• **Requirements**
Say how many lines contain the word "JSON" and give no other text.

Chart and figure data

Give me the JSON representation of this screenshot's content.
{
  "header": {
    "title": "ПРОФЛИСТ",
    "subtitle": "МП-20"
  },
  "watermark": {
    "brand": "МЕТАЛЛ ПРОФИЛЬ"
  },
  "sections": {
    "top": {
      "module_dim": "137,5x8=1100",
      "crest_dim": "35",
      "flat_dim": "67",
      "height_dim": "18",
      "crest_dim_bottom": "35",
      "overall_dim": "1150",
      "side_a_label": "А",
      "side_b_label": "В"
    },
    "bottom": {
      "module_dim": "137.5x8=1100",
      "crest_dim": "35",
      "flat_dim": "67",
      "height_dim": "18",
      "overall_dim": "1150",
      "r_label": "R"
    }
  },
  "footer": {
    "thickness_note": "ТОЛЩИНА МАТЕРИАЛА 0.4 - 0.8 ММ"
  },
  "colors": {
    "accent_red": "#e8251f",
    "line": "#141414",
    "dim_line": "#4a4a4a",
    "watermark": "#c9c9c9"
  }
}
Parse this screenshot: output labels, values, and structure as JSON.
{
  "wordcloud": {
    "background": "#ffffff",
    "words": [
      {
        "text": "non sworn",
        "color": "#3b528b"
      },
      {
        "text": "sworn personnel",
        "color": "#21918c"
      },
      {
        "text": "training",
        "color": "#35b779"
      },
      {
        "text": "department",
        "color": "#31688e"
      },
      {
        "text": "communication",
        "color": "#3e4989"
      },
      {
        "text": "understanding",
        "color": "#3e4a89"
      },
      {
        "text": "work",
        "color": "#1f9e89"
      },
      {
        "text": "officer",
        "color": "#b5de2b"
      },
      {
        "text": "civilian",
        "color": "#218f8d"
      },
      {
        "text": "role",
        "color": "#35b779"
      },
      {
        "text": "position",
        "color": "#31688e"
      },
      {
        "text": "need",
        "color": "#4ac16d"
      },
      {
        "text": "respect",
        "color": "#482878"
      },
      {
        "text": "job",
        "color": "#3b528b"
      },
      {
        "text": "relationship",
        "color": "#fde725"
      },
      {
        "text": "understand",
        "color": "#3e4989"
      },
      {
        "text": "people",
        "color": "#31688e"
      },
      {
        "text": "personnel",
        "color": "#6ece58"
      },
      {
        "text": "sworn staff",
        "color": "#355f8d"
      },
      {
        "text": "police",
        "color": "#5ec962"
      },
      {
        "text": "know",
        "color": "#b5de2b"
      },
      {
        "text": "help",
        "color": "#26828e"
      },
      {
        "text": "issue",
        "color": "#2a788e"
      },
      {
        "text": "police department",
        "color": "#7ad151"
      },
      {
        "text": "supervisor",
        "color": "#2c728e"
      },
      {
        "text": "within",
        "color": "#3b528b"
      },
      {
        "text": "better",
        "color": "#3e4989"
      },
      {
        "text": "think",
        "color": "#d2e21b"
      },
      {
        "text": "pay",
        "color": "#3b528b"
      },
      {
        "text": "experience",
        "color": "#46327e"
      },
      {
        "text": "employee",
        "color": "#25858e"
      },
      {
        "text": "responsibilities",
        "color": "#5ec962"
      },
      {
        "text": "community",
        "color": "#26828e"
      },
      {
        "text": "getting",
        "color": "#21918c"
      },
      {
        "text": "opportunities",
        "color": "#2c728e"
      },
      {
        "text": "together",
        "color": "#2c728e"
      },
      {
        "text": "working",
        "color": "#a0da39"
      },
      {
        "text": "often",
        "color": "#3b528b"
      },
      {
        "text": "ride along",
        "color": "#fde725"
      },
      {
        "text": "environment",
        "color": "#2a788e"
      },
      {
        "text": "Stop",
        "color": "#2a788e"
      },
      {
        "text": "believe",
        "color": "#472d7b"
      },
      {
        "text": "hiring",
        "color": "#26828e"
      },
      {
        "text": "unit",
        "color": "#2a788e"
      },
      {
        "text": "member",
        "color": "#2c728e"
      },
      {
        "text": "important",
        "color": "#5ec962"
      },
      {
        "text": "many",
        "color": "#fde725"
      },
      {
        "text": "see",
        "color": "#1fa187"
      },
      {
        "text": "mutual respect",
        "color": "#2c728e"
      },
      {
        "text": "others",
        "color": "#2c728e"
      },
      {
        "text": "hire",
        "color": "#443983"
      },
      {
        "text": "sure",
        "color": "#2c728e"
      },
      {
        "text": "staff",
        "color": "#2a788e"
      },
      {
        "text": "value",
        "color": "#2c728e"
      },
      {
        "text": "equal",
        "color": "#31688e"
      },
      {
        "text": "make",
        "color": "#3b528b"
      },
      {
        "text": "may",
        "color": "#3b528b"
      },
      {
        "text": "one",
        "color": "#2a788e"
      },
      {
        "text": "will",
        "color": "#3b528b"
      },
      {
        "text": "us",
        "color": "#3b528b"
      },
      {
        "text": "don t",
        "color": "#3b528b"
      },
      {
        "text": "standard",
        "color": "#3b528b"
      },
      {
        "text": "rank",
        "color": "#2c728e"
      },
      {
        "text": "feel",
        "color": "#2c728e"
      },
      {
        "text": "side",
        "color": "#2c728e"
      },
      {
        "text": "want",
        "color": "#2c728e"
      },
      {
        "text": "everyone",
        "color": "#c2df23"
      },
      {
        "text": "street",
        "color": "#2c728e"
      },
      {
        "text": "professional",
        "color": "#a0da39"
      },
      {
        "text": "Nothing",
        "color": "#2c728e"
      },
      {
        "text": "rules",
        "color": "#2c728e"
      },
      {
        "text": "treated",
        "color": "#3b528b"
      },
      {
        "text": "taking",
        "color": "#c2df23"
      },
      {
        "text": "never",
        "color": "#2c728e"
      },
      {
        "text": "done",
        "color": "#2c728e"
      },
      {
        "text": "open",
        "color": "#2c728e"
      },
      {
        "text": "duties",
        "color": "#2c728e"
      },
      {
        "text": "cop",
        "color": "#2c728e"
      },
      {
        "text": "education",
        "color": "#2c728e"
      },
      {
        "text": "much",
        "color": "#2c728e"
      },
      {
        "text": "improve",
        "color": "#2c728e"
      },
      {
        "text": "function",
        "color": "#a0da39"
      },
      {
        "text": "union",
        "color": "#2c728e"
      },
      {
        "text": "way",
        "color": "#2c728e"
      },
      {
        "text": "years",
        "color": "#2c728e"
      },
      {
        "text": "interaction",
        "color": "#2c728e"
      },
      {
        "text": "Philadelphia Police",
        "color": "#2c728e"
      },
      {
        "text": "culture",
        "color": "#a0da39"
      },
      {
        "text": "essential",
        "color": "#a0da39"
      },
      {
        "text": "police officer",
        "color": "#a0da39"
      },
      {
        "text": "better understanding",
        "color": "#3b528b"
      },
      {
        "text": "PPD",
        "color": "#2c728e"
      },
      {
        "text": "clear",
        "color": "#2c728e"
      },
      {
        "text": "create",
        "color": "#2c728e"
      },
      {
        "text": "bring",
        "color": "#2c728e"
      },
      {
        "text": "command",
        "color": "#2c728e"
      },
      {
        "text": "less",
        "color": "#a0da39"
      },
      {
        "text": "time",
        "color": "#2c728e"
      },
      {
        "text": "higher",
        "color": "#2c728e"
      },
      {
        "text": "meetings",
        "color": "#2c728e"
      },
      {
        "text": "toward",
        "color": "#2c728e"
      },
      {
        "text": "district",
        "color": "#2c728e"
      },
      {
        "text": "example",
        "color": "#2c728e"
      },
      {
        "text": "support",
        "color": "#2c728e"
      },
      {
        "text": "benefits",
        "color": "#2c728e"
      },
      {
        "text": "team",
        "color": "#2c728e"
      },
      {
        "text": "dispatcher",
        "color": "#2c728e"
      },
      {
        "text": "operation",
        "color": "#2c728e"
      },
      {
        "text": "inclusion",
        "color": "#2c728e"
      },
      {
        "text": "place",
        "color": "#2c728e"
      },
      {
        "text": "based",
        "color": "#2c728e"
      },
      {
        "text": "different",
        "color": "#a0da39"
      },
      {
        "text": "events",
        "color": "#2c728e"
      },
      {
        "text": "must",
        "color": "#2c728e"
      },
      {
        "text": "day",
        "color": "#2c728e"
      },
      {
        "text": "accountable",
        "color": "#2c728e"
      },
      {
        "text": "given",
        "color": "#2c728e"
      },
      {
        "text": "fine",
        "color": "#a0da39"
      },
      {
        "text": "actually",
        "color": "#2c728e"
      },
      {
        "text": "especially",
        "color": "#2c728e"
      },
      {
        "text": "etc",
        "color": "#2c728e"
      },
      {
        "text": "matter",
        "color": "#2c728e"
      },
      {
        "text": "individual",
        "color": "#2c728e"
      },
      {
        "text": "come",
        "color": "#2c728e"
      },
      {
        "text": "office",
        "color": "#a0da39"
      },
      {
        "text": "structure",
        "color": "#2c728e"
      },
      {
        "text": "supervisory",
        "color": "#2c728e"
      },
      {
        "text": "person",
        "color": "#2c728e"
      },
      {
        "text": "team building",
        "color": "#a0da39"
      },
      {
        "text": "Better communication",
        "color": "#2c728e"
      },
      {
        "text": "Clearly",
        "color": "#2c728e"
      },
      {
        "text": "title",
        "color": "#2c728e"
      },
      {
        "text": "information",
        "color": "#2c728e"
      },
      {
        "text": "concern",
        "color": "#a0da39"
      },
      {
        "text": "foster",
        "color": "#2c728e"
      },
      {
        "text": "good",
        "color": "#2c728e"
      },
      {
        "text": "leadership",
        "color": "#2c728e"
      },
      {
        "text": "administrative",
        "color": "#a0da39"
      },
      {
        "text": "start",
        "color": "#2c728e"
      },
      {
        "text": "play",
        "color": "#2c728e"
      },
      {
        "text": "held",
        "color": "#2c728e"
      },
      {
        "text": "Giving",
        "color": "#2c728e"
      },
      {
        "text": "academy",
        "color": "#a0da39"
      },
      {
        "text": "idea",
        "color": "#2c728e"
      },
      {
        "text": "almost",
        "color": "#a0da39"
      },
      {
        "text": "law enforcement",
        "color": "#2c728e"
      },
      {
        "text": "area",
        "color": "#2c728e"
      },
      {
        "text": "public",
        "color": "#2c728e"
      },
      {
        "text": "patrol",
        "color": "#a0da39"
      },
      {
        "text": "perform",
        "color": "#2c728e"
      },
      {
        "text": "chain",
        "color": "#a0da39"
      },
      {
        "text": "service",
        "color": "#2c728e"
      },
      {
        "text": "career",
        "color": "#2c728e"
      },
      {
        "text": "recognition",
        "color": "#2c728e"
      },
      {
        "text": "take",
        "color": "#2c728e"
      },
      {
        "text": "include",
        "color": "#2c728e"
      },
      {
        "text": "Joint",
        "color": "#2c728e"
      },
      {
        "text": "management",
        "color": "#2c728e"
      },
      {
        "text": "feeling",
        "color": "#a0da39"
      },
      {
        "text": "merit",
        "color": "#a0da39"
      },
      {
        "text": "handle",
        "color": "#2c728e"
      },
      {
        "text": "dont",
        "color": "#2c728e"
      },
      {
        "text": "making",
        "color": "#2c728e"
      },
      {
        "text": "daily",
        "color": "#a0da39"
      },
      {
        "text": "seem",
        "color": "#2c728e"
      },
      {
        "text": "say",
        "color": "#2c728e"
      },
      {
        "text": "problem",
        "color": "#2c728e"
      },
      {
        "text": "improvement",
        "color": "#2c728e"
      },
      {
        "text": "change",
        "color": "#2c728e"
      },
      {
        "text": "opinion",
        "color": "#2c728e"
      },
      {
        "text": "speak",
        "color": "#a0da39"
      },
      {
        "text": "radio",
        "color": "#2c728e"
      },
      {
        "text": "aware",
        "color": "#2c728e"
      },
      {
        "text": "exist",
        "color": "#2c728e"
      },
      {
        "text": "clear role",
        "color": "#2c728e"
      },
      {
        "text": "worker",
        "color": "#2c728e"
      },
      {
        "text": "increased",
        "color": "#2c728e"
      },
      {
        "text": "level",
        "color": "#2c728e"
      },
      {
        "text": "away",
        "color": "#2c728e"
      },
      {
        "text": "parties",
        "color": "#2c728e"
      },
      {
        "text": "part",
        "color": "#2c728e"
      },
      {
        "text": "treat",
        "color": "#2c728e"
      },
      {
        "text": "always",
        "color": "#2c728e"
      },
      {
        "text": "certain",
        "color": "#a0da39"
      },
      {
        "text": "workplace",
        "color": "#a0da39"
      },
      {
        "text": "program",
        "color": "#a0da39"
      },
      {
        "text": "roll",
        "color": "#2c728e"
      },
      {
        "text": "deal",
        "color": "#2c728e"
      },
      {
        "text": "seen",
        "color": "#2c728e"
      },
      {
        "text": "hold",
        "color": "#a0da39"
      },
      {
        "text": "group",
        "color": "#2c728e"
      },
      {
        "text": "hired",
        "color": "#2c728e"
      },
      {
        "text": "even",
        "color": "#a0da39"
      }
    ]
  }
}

• **Solution below**
2